### THE REQUEST
Select every line holding the word "JSON" and copy it.

▼

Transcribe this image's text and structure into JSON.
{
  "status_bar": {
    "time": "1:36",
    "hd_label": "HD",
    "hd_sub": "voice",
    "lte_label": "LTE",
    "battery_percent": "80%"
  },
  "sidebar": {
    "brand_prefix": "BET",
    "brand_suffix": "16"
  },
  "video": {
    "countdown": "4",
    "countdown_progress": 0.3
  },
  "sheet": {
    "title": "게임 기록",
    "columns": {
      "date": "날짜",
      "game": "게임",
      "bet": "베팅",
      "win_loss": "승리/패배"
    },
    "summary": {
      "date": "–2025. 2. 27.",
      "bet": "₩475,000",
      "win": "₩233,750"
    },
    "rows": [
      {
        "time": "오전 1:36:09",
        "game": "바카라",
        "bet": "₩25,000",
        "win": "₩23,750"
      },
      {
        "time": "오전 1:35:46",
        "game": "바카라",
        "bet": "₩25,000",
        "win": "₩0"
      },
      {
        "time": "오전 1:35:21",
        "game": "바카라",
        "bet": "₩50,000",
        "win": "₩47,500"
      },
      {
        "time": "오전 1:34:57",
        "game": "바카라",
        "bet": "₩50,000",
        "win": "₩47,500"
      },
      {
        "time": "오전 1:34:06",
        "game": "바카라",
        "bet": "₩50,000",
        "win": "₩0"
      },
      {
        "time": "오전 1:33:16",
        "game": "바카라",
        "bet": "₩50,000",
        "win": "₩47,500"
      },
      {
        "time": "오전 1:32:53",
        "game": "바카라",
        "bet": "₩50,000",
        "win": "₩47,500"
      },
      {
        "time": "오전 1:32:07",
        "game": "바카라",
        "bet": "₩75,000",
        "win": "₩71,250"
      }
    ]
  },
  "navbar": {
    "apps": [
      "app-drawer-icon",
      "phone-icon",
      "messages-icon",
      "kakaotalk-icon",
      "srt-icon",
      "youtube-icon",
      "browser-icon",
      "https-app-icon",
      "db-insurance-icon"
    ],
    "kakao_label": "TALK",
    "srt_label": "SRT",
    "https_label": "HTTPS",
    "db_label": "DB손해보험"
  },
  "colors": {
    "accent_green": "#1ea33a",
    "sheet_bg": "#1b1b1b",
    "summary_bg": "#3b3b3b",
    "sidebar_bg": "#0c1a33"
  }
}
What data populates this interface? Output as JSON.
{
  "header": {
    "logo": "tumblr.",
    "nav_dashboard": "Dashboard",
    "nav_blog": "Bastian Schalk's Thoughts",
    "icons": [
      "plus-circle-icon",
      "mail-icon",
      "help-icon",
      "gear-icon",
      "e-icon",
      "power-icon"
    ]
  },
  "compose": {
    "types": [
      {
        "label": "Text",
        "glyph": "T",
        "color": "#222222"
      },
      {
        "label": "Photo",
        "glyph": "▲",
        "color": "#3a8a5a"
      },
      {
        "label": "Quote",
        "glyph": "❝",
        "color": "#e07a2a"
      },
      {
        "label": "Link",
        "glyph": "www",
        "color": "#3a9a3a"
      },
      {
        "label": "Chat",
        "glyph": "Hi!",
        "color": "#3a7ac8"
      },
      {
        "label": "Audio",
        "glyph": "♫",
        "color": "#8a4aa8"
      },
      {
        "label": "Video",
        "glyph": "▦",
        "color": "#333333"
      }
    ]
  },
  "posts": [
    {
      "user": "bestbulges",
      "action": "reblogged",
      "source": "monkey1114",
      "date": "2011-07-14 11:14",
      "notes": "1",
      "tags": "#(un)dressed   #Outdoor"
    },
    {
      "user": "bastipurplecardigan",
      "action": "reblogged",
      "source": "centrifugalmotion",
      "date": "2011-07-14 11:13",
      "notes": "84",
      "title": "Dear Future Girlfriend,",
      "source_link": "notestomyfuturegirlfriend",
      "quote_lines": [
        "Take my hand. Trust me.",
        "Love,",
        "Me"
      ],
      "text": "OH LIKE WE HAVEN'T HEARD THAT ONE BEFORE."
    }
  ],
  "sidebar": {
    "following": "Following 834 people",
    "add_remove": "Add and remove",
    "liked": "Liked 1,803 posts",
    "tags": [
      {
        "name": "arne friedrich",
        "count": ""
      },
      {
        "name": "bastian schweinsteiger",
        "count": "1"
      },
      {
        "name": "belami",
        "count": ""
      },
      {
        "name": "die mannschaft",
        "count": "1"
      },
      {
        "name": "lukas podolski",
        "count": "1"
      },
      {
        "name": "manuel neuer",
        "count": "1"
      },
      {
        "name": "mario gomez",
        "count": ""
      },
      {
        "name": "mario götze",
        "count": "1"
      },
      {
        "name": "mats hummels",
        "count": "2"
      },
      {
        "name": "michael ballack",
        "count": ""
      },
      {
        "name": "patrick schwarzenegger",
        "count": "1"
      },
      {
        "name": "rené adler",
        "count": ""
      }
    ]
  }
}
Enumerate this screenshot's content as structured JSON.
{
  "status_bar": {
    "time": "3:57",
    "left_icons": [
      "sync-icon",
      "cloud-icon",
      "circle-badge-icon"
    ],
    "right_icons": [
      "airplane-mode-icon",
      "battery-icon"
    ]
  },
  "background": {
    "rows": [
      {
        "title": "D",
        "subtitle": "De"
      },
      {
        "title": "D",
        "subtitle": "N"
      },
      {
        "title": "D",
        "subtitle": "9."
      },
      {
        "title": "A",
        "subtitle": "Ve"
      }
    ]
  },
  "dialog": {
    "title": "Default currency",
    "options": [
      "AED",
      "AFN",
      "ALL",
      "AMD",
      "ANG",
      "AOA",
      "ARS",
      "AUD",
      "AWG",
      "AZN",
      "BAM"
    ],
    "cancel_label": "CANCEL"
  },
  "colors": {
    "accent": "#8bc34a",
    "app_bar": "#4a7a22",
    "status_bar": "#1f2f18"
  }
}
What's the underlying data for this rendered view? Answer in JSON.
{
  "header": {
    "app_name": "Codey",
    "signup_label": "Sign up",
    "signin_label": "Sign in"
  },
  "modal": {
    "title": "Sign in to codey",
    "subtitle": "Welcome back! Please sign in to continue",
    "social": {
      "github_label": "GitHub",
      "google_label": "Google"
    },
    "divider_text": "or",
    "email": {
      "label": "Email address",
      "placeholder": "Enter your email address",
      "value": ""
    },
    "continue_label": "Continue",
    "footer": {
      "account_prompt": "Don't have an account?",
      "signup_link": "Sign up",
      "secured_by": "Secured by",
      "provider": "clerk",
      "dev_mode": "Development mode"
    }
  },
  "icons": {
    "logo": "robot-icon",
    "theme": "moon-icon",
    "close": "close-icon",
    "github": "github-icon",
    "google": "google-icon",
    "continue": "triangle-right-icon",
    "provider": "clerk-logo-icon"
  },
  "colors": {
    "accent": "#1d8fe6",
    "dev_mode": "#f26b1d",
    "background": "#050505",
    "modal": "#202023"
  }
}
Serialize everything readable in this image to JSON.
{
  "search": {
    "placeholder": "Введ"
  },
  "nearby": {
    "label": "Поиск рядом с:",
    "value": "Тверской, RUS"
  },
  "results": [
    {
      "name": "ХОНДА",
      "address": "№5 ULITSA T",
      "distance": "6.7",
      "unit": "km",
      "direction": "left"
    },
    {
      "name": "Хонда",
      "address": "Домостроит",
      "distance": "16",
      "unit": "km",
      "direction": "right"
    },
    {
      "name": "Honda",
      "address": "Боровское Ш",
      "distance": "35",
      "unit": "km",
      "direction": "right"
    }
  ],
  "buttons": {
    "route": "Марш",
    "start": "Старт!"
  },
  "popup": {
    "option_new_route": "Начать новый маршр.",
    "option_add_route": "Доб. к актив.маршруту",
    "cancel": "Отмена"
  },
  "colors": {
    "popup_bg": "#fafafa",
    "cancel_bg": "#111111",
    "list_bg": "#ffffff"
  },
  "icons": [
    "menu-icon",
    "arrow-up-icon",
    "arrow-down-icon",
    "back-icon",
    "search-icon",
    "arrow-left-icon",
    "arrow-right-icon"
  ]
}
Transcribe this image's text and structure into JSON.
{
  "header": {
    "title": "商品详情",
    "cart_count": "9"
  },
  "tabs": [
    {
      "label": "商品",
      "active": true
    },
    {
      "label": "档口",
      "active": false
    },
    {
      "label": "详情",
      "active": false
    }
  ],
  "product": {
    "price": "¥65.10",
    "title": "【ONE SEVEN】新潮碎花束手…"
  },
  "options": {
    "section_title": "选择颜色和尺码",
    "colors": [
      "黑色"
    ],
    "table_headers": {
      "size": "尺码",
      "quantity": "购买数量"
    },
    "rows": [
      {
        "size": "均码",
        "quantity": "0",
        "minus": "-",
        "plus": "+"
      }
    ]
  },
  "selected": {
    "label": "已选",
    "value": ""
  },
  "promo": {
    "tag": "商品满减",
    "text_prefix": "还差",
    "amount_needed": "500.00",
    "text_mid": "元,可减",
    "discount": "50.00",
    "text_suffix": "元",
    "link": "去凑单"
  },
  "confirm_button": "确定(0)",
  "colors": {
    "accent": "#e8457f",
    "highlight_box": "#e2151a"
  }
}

▲

### SOLVED EXERCISE
Transcribe this image's text and structure into JSON.
What data populates this interface? Output as JSON.
Enumerate this screenshot's content as structured JSON.
What's the underlying data for this rendered view? Answer in JSON.
Serialize everything readable in this image to JSON.
Transcribe this image's text and structure into JSON.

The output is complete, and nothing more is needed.